▶ **ТЕКСТ ДЛЯ РАЗБОРА**:
↓↓↓

Компании, которые занимаются продажами оборудования, в тысячу раз беднее, чем фармкомпании. У них не было денег на проведение больших исследований, поэтому исследования запаздывали, и мы не могли получить доказательства. Долгое время в клинических рекомендациях было написано, что мы не рекомендуем использовать неинвазивную вентиляцию при хронической дыхательной недостаточности. Это приводило, например, к тому, что американские страховые компании не оплачивали этот аппарат для лечения хронической дыхательной недостаточности при ХОБ, а оплачивали только для других нозологий.
Все изменилось в 2010 году, когда, наконец, провели исследования по критериям доказательной медицины. Взяли две группы по 100 пациентов, доктор немножечко подкорректировал параметры, более агрессивными их сделал, – и тут бац, оказалось, что чуть ли не 30% против 12% летальность в течение года. В группе неинвазивной вентиляции практически в два раза реже погибали пациенты.
Пожалуйста: в клинических рекомендациях под уровнем C появляется рекомендация, что все-таки в определенных ситуациях при хронической дыхательной недостаточности можно использовать аппарат неинвазивной вентиляции.
Василий Штабницкий: Проблемы, конечно, есть, и никто их не отрицает. На мой взгляд, сам по себе текст клинической рекомендации – это не единственный инструмент, и за клинической рекомендацией должна стоять работа врача с источниками.
Мне кажется, что даже в примере с рисом найдутся исследования, если поискать хорошенько. Может быть, эта группа недостаточно хорошо искала, может быть, она действительно была занята исследованием антибиотиков.
Такая ситуация не исключает внутреннего любопытства врача. Раньше он шел в библиотеку, сейчас он идет в интернет, в поисковые системы, чтобы посмотреть, что сейчас опубликовано по этому поводу. Если он не находит своего ответа на вопрос в клинических рекомендациях, должен идти дальше, пользуясь этим инструментом на практике, пока не дойдет до решения своего вопроса.
Григорий Шеянов: Очень правильная реплика про необходимость самостоятельного поиска и добывания знаний с киркой и лопатой, это очень важно. Не был озвучен еще один не менее важный аспект – это контекст, на который должны ложиться клинические рекомендации.
В России если я или кто-то еще захочет опубликовать статью о недостатках доказательной медицины, ни один научный журнал не возьмет, потому что это идет вразрез с линией партии. За рубежом очень редко, но публикуются статьи, условно высмеивающие все принципы доказательной медицины. Там это вполне может быть опубликовано в солидном журнале.

↑↑↑

▶ **ИСХОДНЫЙ МАТЕРИАЛ**:
↓↓↓

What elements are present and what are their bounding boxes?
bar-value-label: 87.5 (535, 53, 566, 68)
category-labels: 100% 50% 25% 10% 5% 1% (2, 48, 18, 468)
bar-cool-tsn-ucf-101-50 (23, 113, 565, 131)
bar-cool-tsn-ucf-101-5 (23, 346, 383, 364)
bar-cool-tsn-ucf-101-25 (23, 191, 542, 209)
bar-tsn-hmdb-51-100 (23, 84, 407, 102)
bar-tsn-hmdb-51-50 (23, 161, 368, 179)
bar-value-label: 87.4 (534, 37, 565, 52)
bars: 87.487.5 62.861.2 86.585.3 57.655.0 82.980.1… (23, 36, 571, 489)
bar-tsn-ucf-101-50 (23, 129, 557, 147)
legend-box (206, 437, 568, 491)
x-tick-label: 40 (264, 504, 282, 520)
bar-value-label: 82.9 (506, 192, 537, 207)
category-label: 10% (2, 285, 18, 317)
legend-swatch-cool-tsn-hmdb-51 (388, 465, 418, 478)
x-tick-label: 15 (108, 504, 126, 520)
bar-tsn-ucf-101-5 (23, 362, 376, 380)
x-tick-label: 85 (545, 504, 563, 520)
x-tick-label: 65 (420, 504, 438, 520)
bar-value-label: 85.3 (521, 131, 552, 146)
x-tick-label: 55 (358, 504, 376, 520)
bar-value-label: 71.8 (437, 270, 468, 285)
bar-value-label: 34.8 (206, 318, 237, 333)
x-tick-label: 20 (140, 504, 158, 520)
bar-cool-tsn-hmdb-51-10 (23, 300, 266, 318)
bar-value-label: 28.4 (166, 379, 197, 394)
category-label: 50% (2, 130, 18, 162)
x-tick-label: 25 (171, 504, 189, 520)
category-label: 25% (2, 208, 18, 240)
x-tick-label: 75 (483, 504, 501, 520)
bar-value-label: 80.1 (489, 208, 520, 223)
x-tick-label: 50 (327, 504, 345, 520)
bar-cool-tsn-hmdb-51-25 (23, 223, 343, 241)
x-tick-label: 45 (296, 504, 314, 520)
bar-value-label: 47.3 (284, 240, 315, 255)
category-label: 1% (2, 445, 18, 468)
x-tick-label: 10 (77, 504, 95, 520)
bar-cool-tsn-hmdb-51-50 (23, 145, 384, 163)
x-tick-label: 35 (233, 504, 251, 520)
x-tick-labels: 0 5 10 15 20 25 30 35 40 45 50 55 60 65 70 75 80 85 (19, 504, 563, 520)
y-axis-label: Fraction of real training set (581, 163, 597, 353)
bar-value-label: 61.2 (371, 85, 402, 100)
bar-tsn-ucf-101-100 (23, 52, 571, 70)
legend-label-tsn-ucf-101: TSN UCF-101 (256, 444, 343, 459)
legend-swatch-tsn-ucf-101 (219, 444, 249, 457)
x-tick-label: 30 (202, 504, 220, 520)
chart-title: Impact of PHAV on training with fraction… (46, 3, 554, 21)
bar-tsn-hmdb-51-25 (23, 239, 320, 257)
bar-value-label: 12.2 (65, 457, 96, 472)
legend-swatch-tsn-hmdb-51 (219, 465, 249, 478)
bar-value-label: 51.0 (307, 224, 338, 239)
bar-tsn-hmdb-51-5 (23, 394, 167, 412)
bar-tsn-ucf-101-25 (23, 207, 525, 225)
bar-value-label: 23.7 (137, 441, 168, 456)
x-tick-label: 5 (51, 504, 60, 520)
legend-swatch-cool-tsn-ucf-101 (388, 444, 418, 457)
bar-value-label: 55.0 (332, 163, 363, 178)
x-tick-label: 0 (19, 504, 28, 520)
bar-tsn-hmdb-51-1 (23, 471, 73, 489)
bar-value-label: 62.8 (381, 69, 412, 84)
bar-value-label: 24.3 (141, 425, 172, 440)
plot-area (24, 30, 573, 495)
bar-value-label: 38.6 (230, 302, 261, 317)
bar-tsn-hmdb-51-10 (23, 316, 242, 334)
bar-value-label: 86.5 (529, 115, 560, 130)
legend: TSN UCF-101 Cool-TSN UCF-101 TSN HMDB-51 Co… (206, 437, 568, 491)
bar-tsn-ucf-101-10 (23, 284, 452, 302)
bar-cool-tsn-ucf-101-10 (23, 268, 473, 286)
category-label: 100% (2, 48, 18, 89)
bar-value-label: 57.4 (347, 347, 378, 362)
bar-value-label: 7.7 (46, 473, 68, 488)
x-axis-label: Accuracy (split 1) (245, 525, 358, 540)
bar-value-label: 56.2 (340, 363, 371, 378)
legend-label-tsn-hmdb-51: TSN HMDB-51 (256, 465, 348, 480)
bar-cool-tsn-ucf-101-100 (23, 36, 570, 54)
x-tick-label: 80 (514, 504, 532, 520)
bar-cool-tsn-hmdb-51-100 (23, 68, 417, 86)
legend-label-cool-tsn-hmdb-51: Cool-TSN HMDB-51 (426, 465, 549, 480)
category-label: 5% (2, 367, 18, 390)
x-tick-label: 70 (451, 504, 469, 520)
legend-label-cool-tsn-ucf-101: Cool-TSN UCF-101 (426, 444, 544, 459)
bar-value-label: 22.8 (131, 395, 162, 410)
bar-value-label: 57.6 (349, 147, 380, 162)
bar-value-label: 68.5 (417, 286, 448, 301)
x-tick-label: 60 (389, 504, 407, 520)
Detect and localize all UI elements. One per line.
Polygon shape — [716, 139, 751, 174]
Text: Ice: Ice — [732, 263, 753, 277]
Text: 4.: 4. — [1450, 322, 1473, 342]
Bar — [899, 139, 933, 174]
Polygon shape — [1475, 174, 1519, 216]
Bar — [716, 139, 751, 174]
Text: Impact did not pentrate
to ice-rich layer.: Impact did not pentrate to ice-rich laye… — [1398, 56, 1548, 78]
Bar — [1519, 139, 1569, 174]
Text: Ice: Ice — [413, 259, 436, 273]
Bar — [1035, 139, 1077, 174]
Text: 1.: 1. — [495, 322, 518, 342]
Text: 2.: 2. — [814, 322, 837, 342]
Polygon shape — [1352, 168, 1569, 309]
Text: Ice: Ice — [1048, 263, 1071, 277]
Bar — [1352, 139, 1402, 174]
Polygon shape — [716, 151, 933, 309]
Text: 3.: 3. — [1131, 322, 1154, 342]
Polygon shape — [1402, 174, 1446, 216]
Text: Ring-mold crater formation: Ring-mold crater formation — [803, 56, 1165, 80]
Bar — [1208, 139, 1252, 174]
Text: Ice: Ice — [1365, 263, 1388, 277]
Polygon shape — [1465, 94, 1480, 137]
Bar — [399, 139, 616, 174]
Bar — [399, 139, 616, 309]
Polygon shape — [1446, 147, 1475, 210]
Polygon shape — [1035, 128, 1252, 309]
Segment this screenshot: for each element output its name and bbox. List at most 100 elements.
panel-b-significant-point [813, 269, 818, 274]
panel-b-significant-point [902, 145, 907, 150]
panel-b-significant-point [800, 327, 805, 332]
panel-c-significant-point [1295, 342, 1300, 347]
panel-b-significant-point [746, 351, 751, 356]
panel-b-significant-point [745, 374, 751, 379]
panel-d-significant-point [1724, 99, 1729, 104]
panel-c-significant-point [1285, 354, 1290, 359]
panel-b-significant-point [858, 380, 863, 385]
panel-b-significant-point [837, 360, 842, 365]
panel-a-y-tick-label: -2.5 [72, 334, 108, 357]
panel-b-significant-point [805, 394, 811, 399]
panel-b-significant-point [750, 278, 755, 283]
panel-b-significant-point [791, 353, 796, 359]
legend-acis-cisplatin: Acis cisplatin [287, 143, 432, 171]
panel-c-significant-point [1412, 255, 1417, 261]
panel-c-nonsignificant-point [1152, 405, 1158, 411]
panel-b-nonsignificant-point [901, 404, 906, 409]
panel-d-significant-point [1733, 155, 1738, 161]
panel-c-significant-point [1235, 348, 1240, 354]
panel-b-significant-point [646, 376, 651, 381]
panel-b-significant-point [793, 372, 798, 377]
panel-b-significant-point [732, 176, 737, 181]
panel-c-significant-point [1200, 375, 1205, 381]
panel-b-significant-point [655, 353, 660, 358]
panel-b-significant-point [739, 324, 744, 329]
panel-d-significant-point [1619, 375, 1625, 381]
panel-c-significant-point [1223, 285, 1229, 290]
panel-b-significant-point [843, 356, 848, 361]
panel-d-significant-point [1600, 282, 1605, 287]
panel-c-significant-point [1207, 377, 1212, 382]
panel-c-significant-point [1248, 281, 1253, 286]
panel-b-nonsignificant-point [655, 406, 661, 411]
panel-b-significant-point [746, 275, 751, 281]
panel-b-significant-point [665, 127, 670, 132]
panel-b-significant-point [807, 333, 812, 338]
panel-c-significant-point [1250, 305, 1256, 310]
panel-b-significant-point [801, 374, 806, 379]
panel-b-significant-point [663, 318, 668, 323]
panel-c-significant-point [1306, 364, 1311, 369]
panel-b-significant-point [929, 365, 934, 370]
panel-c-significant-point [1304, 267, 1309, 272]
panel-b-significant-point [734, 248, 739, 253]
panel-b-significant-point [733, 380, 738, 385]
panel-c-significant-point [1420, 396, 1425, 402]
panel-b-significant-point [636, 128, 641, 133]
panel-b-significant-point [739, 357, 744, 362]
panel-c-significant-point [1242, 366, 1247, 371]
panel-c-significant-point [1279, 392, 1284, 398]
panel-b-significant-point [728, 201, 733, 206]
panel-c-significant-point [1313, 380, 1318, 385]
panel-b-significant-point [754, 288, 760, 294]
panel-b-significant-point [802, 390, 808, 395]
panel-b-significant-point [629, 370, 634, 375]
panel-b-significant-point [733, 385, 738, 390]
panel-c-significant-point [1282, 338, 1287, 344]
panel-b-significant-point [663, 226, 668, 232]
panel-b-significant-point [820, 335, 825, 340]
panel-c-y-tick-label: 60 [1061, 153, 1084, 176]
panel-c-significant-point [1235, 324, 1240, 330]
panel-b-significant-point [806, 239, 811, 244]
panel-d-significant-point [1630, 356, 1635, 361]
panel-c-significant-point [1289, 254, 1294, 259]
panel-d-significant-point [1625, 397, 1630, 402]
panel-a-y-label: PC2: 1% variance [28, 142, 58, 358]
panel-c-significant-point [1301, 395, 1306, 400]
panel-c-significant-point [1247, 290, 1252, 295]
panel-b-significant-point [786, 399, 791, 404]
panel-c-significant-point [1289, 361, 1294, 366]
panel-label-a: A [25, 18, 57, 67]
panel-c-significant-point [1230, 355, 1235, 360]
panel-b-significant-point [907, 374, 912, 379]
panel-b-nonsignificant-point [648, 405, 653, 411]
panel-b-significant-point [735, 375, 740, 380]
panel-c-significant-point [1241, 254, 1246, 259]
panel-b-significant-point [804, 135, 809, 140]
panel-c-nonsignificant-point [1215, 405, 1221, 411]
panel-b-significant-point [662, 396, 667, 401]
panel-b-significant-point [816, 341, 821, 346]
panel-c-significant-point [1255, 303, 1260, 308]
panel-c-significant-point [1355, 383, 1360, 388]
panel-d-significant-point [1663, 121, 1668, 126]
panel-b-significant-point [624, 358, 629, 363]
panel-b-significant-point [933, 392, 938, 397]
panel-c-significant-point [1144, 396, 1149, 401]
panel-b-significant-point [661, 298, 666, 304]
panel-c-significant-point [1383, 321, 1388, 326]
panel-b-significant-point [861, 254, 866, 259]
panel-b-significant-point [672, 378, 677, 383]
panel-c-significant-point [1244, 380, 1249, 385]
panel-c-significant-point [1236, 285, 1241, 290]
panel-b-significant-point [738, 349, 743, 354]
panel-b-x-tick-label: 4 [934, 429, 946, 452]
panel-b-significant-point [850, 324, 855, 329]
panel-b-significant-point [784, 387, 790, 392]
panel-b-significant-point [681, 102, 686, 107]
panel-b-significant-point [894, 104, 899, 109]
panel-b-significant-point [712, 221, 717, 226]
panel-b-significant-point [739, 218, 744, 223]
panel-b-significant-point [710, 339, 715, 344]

↑↑↑

▶ **УСЛОВИЯ ЗАДАНИЯ**:
(1) Почему, судя по тексту для разбора, исследования неинвазивной вентиляции долго запаздывали?
(2) Сколько пациентов было в каждой из двух групп в исследовании 2010 года, о котором говорится в тексте для разбора?
(3) Выпишите из текста для разбора отрывок, начиная со слов «Василий Штабницкий: Проблемы, конечно, есть, и» и заканчивая словами «занята исследованием антибиотиков.».

▶ **ОТВЕТЫ ПО ПОРЯДКУ**:
(1) Компании, которые продают оборудование, в тысячу раз беднее фармкомпаний. У них не было денег на большие исследования, поэтому исследования запаздывали, а доказательств не было.

(2) По 100 пациентов.

(3)
Василий Штабницкий: Проблемы, конечно, есть, и никто их не отрицает. На мой взгляд, сам по себе текст клинической рекомендации – это не единственный инструмент, и за клинической рекомендацией должна стоять работа врача с источниками.
Мне кажется, что даже в примере с рисом найдутся исследования, если поискать хорошенько. Может быть, эта группа недостаточно хорошо искала, может быть, она действительно была занята исследованием антибиотиков.